Write out every entry word for word.

[Collected data]
----------

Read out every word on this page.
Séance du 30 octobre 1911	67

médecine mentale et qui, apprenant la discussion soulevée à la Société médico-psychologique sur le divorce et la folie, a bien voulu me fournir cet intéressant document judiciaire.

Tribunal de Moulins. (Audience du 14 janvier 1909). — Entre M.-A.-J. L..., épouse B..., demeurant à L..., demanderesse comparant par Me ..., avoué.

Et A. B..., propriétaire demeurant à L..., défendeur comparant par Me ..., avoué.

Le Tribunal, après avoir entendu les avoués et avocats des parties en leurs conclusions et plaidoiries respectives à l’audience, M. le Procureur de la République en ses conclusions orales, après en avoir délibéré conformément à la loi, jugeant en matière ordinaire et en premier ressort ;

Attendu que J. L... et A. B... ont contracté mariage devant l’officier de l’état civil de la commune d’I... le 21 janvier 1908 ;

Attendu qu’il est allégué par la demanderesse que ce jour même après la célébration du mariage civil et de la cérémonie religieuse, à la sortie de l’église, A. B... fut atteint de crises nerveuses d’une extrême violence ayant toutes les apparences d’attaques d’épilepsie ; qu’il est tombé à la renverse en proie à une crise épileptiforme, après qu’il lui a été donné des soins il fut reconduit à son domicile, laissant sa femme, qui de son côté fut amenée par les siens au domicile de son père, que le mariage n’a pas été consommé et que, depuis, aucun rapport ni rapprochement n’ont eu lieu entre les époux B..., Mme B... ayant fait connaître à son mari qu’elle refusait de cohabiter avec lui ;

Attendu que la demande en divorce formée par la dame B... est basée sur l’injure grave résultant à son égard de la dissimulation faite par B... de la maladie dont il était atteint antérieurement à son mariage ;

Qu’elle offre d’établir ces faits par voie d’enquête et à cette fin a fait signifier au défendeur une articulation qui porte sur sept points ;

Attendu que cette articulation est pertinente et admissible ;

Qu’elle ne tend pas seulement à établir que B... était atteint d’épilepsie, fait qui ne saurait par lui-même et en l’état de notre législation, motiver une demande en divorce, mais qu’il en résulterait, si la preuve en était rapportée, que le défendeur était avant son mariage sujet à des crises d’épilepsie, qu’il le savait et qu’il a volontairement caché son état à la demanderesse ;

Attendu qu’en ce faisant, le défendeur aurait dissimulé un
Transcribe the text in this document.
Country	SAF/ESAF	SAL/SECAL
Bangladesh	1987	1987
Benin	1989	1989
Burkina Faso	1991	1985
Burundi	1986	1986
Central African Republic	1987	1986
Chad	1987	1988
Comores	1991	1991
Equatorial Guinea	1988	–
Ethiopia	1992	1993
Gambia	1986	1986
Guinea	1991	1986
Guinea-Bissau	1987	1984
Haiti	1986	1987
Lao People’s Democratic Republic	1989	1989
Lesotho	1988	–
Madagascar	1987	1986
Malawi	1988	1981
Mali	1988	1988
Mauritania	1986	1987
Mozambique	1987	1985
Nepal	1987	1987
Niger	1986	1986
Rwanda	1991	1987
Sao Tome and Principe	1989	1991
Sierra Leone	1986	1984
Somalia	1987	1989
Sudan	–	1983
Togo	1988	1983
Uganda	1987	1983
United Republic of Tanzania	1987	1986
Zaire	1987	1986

----------

[Answer to this task]
Read out every word on this page.
Séance du 30 octobre 1911	67

médecine mentale et qui, apprenant la discussion soulevée à la Société médico-psychologique sur le divorce et la folie, a bien voulu me fournir cet intéressant document judiciaire.

Tribunal de Moulins. (Audience du 14 janvier 1909). — Entre M.-A.-J. L..., épouse B..., demeurant à L..., demanderesse comparant par Me ..., avoué.

Et A. B..., propriétaire demeurant à L..., défendeur comparant par Me ..., avoué.

Le Tribunal, après avoir entendu les avoués et avocats des parties en leurs conclusions et plaidoiries respectives à l’audience, M. le Procureur de la République en ses conclusions orales, après en avoir délibéré conformément à la loi, jugeant en matière ordinaire et en premier ressort ;

Attendu que J. L... et A. B... ont contracté mariage devant l’officier de l’état civil de la commune d’I... le 21 janvier 1908 ;

Attendu qu’il est allégué par la demanderesse que ce jour même après la célébration du mariage civil et de la cérémonie religieuse, à la sortie de l’église, A. B... fut atteint de crises nerveuses d’une extrême violence ayant toutes les apparences d’attaques d’épilepsie ; qu’il est tombé à la renverse en proie à une crise épileptiforme, après qu’il lui a été donné des soins il fut reconduit à son domicile, laissant sa femme, qui de son côté fut amenée par les siens au domicile de son père, que le mariage n’a pas été consommé et que, depuis, aucun rapport ni rapprochement n’ont eu lieu entre les époux B..., Mme B... ayant fait connaître à son mari qu’elle refusait de cohabiter avec lui ;

Attendu que la demande en divorce formée par la dame B... est basée sur l’injure grave résultant à son égard de la dissimulation faite par B... de la maladie dont il était atteint antérieurement à son mariage ;

Qu’elle offre d’établir ces faits par voie d’enquête et à cette fin a fait signifier au défendeur une articulation qui porte sur sept points ;

Attendu que cette articulation est pertinente et admissible ;

Qu’elle ne tend pas seulement à établir que B... était atteint d’épilepsie, fait qui ne saurait par lui-même et en l’état de notre législation, motiver une demande en divorce, mais qu’il en résulterait, si la preuve en était rapportée, que le défendeur était avant son mariage sujet à des crises d’épilepsie, qu’il le savait et qu’il a volontairement caché son état à la demanderesse ;

Attendu qu’en ce faisant, le défendeur aurait dissimulé un
Transcribe the text in this document.
Country	SAF/ESAF	SAL/SECAL
Bangladesh	1987	1987
Benin	1989	1989
Burkina Faso	1991	1985
Burundi	1986	1986
Central African Republic	1987	1986
Chad	1987	1988
Comores	1991	1991
Equatorial Guinea	1988	–
Ethiopia	1992	1993
Gambia	1986	1986
Guinea	1991	1986
Guinea-Bissau	1987	1984
Haiti	1986	1987
Lao People’s Democratic Republic	1989	1989
Lesotho	1988	–
Madagascar	1987	1986
Malawi	1988	1981
Mali	1988	1988
Mauritania	1986	1987
Mozambique	1987	1985
Nepal	1987	1987
Niger	1986	1986
Rwanda	1991	1987
Sao Tome and Principe	1989	1991
Sierra Leone	1986	1984
Somalia	1987	1989
Sudan	–	1983
Togo	1988	1983
Uganda	1987	1983
United Republic of Tanzania	1987	1986
Zaire	1987	1986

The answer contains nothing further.